## WHAT YOU SHOULD DO
Reproduce all the lines exactly as they stand, apart from the pictures.

====== PROVIDED DATA ======

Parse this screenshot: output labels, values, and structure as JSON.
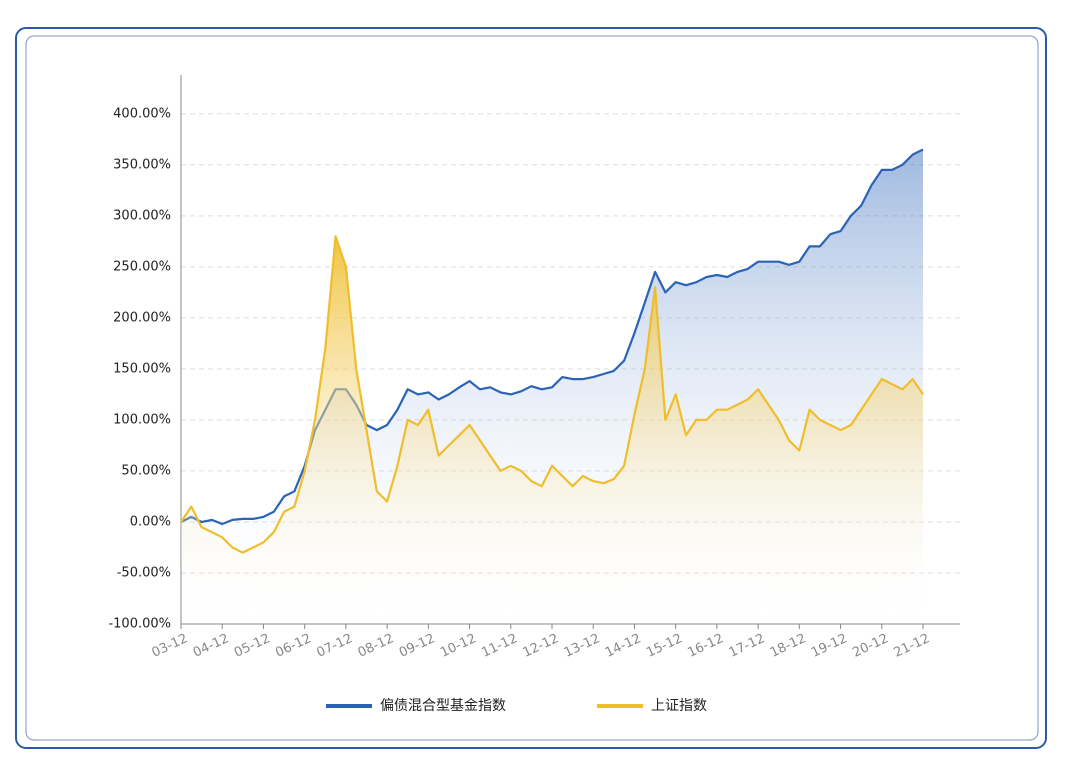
{
  "chart_data": {
    "type": "area",
    "x": [
      "03-12",
      "04-03",
      "04-06",
      "04-09",
      "04-12",
      "05-03",
      "05-06",
      "05-09",
      "05-12",
      "06-03",
      "06-06",
      "06-09",
      "06-12",
      "07-03",
      "07-06",
      "07-09",
      "07-12",
      "08-03",
      "08-06",
      "08-09",
      "08-12",
      "09-03",
      "09-06",
      "09-09",
      "09-12",
      "10-03",
      "10-06",
      "10-09",
      "10-12",
      "11-03",
      "11-06",
      "11-09",
      "11-12",
      "12-03",
      "12-06",
      "12-09",
      "12-12",
      "13-03",
      "13-06",
      "13-09",
      "13-12",
      "14-03",
      "14-06",
      "14-09",
      "14-12",
      "15-03",
      "15-06",
      "15-09",
      "15-12",
      "16-03",
      "16-06",
      "16-09",
      "16-12",
      "17-03",
      "17-06",
      "17-09",
      "17-12",
      "18-03",
      "18-06",
      "18-09",
      "18-12",
      "19-03",
      "19-06",
      "19-09",
      "19-12",
      "20-03",
      "20-06",
      "20-09",
      "20-12",
      "21-03",
      "21-06",
      "21-09",
      "21-12"
    ],
    "xticks": [
      "03-12",
      "04-12",
      "05-12",
      "06-12",
      "07-12",
      "08-12",
      "09-12",
      "10-12",
      "11-12",
      "12-12",
      "13-12",
      "14-12",
      "15-12",
      "16-12",
      "17-12",
      "18-12",
      "19-12",
      "20-12",
      "21-12"
    ],
    "series": [
      {
        "name": "偏债混合型基金指数",
        "color": "#2a63b8",
        "values": [
          0,
          5,
          0,
          2,
          -2,
          2,
          3,
          3,
          5,
          10,
          25,
          30,
          55,
          90,
          110,
          130,
          130,
          115,
          95,
          90,
          95,
          110,
          130,
          125,
          127,
          120,
          125,
          132,
          138,
          130,
          132,
          127,
          125,
          128,
          133,
          130,
          132,
          142,
          140,
          140,
          142,
          145,
          148,
          158,
          185,
          215,
          245,
          225,
          235,
          232,
          235,
          240,
          242,
          240,
          245,
          248,
          255,
          255,
          255,
          252,
          255,
          270,
          270,
          282,
          285,
          300,
          310,
          330,
          345,
          345,
          350,
          360,
          365
        ]
      },
      {
        "name": "上证指数",
        "color": "#f0bd2c",
        "values": [
          0,
          15,
          -5,
          -10,
          -15,
          -25,
          -30,
          -25,
          -20,
          -10,
          10,
          15,
          50,
          100,
          170,
          280,
          250,
          150,
          90,
          30,
          20,
          55,
          100,
          95,
          110,
          65,
          75,
          85,
          95,
          80,
          65,
          50,
          55,
          50,
          40,
          35,
          55,
          45,
          35,
          45,
          40,
          38,
          42,
          55,
          105,
          150,
          230,
          100,
          125,
          85,
          100,
          100,
          110,
          110,
          115,
          120,
          130,
          115,
          100,
          80,
          70,
          110,
          100,
          95,
          90,
          95,
          110,
          125,
          140,
          135,
          130,
          140,
          125
        ]
      }
    ],
    "ylim": [
      -100,
      438
    ],
    "yticks": [
      {
        "value": -100,
        "label": "-100.00%"
      },
      {
        "value": -50,
        "label": "-50.00%"
      },
      {
        "value": 0,
        "label": "0.00%"
      },
      {
        "value": 50,
        "label": "50.00%"
      },
      {
        "value": 100,
        "label": "100.00%"
      },
      {
        "value": 150,
        "label": "150.00%"
      },
      {
        "value": 200,
        "label": "200.00%"
      },
      {
        "value": 250,
        "label": "250.00%"
      },
      {
        "value": 300,
        "label": "300.00%"
      },
      {
        "value": 350,
        "label": "350.00%"
      },
      {
        "value": 400,
        "label": "400.00%"
      }
    ],
    "grid": true
  }
}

======

## FINAL ANSWER
Parse this screenshot: output labels, values, and structure as JSON.
{
  "chart_data": {
    "type": "area",
    "x": [
      "03-12",
      "04-03",
      "04-06",
      "04-09",
      "04-12",
      "05-03",
      "05-06",
      "05-09",
      "05-12",
      "06-03",
      "06-06",
      "06-09",
      "06-12",
      "07-03",
      "07-06",
      "07-09",
      "07-12",
      "08-03",
      "08-06",
      "08-09",
      "08-12",
      "09-03",
      "09-06",
      "09-09",
      "09-12",
      "10-03",
      "10-06",
      "10-09",
      "10-12",
      "11-03",
      "11-06",
      "11-09",
      "11-12",
      "12-03",
      "12-06",
      "12-09",
      "12-12",
      "13-03",
      "13-06",
      "13-09",
      "13-12",
      "14-03",
      "14-06",
      "14-09",
      "14-12",
      "15-03",
      "15-06",
      "15-09",
      "15-12",
      "16-03",
      "16-06",
      "16-09",
      "16-12",
      "17-03",
      "17-06",
      "17-09",
      "17-12",
      "18-03",
      "18-06",
      "18-09",
      "18-12",
      "19-03",
      "19-06",
      "19-09",
      "19-12",
      "20-03",
      "20-06",
      "20-09",
      "20-12",
      "21-03",
      "21-06",
      "21-09",
      "21-12"
    ],
    "xticks": [
      "03-12",
      "04-12",
      "05-12",
      "06-12",
      "07-12",
      "08-12",
      "09-12",
      "10-12",
      "11-12",
      "12-12",
      "13-12",
      "14-12",
      "15-12",
      "16-12",
      "17-12",
      "18-12",
      "19-12",
      "20-12",
      "21-12"
    ],
    "series": [
      {
        "name": "偏债混合型基金指数",
        "color": "#2a63b8",
        "values": [
          0,
          5,
          0,
          2,
          -2,
          2,
          3,
          3,
          5,
          10,
          25,
          30,
          55,
          90,
          110,
          130,
          130,
          115,
          95,
          90,
          95,
          110,
          130,
          125,
          127,
          120,
          125,
          132,
          138,
          130,
          132,
          127,
          125,
          128,
          133,
          130,
          132,
          142,
          140,
          140,
          142,
          145,
          148,
          158,
          185,
          215,
          245,
          225,
          235,
          232,
          235,
          240,
          242,
          240,
          245,
          248,
          255,
          255,
          255,
          252,
          255,
          270,
          270,
          282,
          285,
          300,
          310,
          330,
          345,
          345,
          350,
          360,
          365
        ]
      },
      {
        "name": "上证指数",
        "color": "#f0bd2c",
        "values": [
          0,
          15,
          -5,
          -10,
          -15,
          -25,
          -30,
          -25,
          -20,
          -10,
          10,
          15,
          50,
          100,
          170,
          280,
          250,
          150,
          90,
          30,
          20,
          55,
          100,
          95,
          110,
          65,
          75,
          85,
          95,
          80,
          65,
          50,
          55,
          50,
          40,
          35,
          55,
          45,
          35,
          45,
          40,
          38,
          42,
          55,
          105,
          150,
          230,
          100,
          125,
          85,
          100,
          100,
          110,
          110,
          115,
          120,
          130,
          115,
          100,
          80,
          70,
          110,
          100,
          95,
          90,
          95,
          110,
          125,
          140,
          135,
          130,
          140,
          125
        ]
      }
    ],
    "ylim": [
      -100,
      438
    ],
    "yticks": [
      {
        "value": -100,
        "label": "-100.00%"
      },
      {
        "value": -50,
        "label": "-50.00%"
      },
      {
        "value": 0,
        "label": "0.00%"
      },
      {
        "value": 50,
        "label": "50.00%"
      },
      {
        "value": 100,
        "label": "100.00%"
      },
      {
        "value": 150,
        "label": "150.00%"
      },
      {
        "value": 200,
        "label": "200.00%"
      },
      {
        "value": 250,
        "label": "250.00%"
      },
      {
        "value": 300,
        "label": "300.00%"
      },
      {
        "value": 350,
        "label": "350.00%"
      },
      {
        "value": 400,
        "label": "400.00%"
      }
    ],
    "grid": true
  }
}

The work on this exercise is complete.